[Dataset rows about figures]
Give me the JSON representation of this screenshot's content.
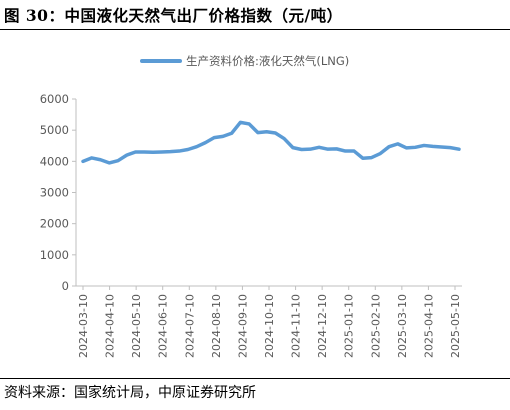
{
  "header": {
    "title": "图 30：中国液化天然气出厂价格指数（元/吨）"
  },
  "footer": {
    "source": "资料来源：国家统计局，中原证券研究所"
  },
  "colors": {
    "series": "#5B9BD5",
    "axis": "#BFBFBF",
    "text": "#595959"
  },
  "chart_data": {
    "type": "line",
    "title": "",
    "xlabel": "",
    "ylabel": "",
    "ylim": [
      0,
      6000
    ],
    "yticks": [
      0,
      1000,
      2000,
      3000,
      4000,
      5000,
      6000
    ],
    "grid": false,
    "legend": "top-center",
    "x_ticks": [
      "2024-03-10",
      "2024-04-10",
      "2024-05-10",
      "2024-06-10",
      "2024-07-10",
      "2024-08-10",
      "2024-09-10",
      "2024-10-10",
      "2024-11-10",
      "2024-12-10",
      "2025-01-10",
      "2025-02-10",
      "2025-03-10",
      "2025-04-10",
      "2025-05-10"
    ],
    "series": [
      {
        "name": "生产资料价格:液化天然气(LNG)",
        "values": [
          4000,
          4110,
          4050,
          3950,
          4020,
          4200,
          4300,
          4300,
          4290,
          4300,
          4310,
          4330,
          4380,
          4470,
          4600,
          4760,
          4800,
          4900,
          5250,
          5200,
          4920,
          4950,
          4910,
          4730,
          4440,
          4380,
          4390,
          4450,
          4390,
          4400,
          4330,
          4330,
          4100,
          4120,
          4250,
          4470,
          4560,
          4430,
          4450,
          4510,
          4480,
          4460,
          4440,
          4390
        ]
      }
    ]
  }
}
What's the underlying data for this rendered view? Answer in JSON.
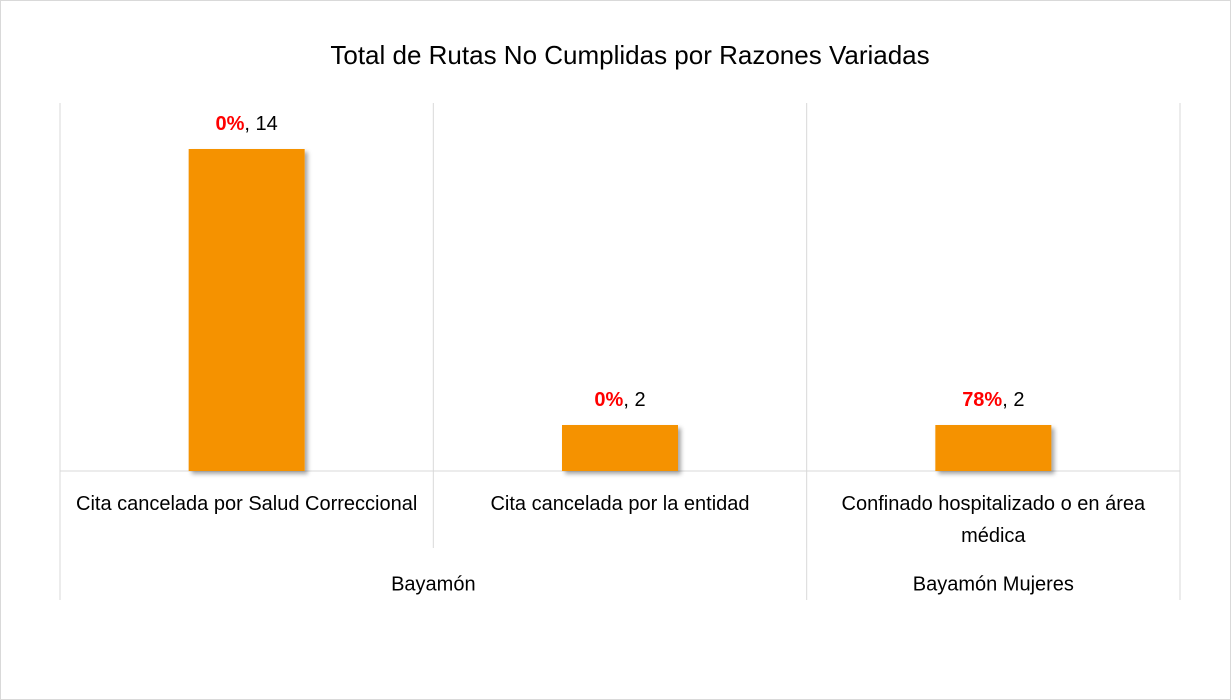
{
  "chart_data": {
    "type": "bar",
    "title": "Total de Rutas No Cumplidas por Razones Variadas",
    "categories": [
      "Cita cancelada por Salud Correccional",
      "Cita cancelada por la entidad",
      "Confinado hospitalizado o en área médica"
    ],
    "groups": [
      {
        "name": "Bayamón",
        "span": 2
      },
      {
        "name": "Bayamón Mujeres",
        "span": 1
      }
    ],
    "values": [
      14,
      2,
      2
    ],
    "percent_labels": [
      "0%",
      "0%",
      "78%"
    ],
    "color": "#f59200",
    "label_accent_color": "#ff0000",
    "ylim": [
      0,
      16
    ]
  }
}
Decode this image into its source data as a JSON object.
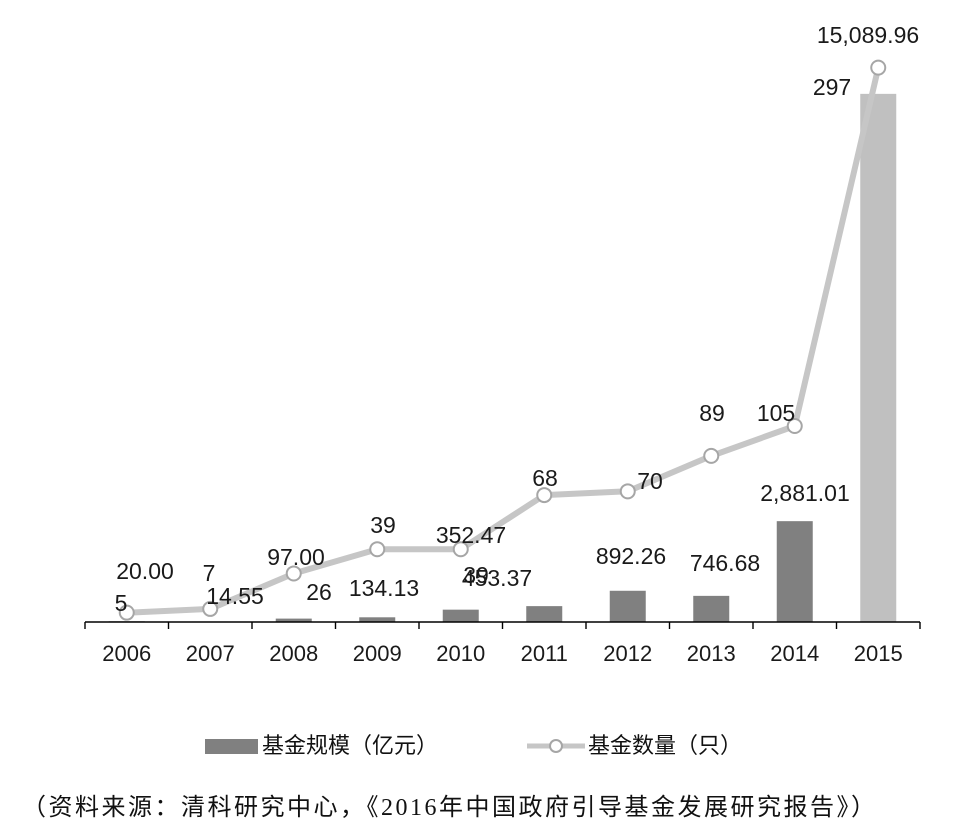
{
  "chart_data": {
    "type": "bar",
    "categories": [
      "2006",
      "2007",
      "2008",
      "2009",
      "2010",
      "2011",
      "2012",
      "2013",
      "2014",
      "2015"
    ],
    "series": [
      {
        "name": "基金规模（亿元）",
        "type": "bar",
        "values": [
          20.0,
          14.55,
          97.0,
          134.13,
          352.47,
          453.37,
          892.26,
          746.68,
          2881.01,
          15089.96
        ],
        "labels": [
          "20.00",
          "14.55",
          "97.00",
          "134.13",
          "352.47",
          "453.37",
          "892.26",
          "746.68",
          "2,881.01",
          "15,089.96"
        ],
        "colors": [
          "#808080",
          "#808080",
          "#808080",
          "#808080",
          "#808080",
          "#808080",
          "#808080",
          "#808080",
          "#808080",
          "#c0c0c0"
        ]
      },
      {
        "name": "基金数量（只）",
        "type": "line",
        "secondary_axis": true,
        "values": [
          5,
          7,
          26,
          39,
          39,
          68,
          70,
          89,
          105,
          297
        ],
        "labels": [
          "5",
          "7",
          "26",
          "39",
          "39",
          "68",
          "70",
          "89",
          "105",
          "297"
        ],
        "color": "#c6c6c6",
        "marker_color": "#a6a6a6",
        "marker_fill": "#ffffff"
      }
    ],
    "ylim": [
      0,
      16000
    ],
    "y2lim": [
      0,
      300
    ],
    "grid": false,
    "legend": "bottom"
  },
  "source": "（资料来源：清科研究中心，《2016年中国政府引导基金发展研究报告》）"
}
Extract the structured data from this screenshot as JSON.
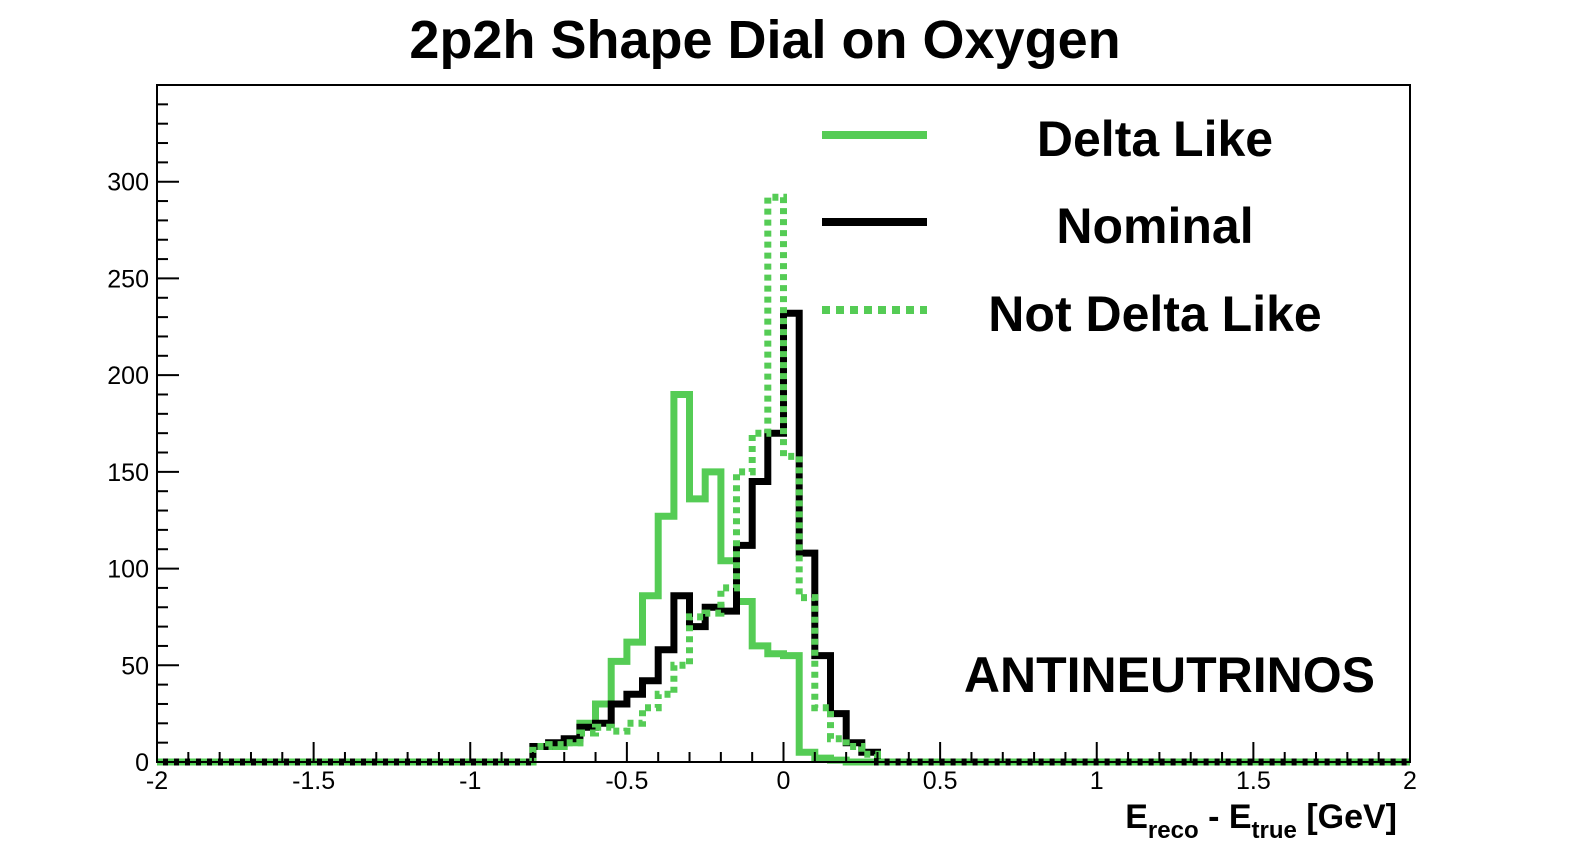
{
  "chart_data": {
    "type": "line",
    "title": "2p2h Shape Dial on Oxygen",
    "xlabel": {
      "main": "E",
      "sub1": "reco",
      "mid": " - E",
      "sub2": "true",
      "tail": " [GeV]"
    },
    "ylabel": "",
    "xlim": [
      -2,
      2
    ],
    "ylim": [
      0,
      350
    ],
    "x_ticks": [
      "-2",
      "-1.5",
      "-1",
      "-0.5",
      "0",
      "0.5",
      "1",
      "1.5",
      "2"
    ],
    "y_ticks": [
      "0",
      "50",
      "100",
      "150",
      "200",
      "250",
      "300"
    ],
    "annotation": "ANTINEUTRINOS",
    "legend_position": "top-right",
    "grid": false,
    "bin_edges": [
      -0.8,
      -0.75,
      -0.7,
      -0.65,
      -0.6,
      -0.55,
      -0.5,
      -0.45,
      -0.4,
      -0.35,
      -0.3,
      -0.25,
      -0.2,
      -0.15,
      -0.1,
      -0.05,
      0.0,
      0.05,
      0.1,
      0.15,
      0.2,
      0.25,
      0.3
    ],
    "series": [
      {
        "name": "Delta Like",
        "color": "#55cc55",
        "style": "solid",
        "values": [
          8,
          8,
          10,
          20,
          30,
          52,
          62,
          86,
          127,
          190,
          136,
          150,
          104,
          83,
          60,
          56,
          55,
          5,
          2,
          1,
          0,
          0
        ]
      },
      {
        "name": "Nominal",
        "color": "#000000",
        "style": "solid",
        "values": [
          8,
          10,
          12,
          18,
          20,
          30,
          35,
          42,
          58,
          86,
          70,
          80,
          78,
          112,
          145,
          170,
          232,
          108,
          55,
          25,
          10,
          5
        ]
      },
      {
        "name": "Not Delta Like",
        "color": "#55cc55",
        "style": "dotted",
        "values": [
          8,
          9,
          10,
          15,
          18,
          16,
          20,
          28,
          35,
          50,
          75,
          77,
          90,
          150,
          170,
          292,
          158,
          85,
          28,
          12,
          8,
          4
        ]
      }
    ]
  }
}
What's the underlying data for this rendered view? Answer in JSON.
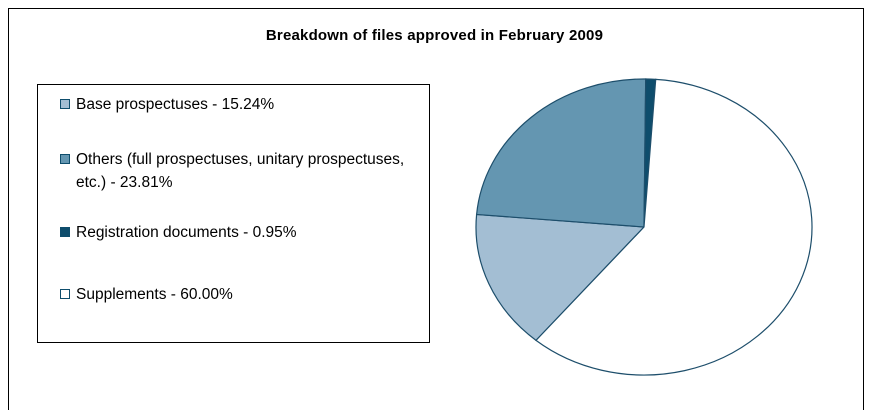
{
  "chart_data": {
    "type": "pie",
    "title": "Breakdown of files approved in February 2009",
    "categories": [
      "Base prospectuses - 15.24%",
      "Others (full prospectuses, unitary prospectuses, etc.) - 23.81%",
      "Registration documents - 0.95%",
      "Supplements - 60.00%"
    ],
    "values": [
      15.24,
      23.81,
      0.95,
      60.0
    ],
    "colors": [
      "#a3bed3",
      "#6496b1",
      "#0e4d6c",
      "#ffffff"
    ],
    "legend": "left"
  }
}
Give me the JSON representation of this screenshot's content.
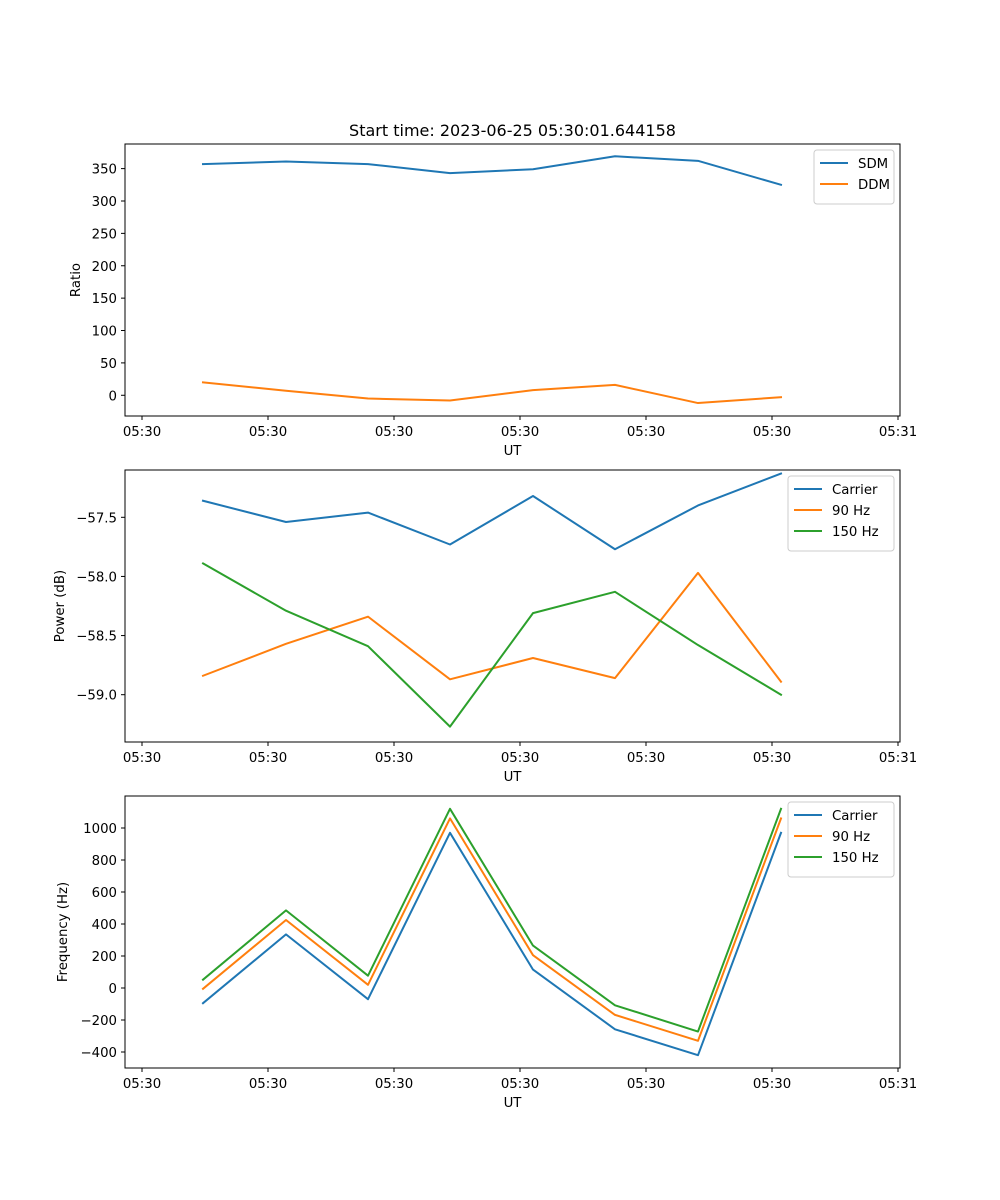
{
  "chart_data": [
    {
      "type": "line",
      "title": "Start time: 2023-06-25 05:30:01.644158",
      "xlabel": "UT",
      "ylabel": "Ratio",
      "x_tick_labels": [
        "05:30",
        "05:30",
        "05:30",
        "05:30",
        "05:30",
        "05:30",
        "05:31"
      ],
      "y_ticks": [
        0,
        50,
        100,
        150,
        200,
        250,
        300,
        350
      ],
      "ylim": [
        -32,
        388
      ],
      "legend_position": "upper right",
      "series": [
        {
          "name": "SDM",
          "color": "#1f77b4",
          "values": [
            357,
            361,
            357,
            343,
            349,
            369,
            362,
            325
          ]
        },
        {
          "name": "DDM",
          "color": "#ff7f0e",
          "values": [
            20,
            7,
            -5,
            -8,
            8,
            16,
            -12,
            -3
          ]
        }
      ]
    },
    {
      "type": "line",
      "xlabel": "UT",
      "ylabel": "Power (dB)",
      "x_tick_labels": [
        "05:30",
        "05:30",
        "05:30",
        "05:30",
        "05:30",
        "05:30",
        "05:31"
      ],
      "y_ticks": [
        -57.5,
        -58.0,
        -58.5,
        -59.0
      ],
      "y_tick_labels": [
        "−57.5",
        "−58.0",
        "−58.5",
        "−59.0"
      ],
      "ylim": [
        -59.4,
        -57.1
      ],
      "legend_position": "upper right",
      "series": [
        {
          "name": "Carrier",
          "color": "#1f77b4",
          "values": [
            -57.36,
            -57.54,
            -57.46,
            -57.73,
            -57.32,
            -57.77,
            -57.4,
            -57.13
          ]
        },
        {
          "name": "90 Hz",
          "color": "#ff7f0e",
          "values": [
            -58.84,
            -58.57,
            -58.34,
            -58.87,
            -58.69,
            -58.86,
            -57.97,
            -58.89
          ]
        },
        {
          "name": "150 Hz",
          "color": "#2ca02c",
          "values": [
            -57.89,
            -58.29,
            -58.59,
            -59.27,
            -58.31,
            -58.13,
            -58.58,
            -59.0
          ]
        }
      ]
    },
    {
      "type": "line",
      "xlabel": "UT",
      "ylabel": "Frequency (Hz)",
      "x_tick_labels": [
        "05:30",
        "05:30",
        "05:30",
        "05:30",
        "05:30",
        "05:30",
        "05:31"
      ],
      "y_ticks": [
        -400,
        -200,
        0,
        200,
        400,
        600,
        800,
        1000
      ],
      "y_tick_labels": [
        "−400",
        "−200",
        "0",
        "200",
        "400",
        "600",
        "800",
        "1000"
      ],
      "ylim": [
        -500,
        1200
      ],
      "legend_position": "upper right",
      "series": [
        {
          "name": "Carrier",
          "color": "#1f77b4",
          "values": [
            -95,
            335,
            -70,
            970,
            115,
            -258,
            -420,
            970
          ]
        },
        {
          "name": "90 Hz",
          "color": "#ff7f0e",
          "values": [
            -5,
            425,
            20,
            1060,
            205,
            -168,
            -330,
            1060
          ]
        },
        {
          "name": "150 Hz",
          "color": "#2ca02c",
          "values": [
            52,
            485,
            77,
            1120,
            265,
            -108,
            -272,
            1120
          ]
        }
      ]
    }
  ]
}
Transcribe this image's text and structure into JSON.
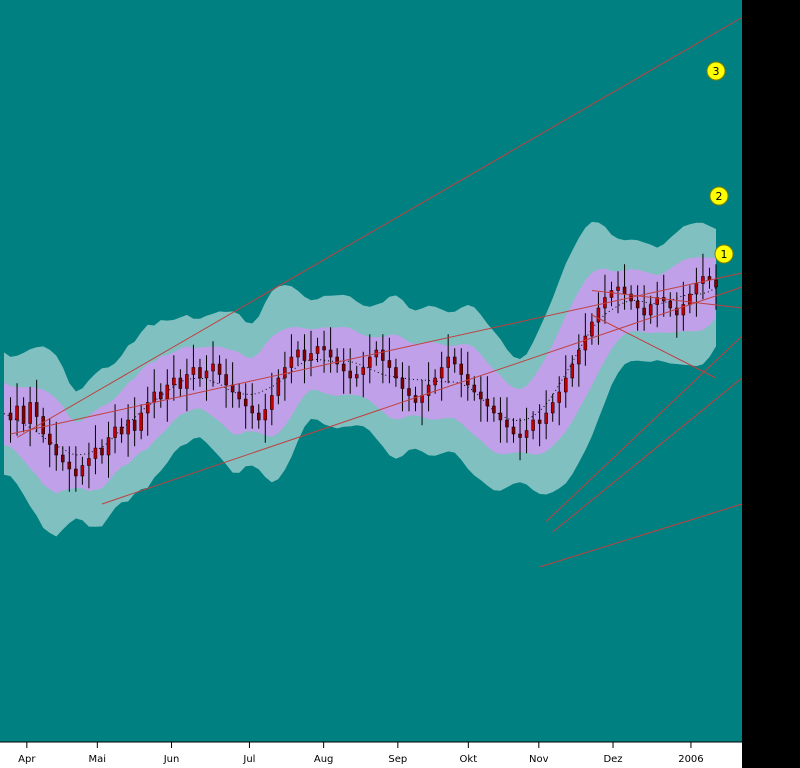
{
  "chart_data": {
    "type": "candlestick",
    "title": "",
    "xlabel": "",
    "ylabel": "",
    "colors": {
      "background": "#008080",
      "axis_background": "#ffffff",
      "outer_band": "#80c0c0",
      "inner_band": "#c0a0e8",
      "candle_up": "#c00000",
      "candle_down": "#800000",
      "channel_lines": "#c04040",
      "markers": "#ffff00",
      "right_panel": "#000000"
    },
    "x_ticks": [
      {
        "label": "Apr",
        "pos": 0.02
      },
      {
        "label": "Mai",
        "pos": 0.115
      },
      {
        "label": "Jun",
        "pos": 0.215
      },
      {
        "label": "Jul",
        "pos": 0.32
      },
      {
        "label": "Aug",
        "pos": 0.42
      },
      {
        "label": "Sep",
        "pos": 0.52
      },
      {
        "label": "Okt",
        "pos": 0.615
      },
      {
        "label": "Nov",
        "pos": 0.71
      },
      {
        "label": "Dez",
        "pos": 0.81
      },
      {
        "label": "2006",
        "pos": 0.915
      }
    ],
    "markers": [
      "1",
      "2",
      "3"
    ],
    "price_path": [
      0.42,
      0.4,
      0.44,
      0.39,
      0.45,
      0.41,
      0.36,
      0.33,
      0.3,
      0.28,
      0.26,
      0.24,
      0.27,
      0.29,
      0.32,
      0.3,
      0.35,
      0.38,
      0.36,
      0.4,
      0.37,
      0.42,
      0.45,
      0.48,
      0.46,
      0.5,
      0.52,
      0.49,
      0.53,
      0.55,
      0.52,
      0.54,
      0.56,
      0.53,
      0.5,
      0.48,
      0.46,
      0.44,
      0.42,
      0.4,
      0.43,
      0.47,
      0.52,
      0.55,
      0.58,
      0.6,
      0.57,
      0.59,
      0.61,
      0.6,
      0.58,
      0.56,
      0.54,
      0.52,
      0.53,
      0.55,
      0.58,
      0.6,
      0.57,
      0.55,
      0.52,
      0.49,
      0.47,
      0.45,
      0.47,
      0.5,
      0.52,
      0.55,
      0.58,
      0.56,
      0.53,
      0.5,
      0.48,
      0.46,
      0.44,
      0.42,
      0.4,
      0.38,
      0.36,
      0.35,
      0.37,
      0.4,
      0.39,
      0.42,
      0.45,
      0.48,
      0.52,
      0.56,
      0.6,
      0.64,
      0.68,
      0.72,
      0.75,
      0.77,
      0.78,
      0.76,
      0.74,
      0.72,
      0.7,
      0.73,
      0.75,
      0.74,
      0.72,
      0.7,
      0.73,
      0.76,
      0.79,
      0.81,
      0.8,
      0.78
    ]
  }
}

DO THIS: Copy every line of the listing that includes the string "cancelada".

PROBLEM SOLUTION:
      "Cita cancelada por Salud Correccional",
      "Cita cancelada por la entidad",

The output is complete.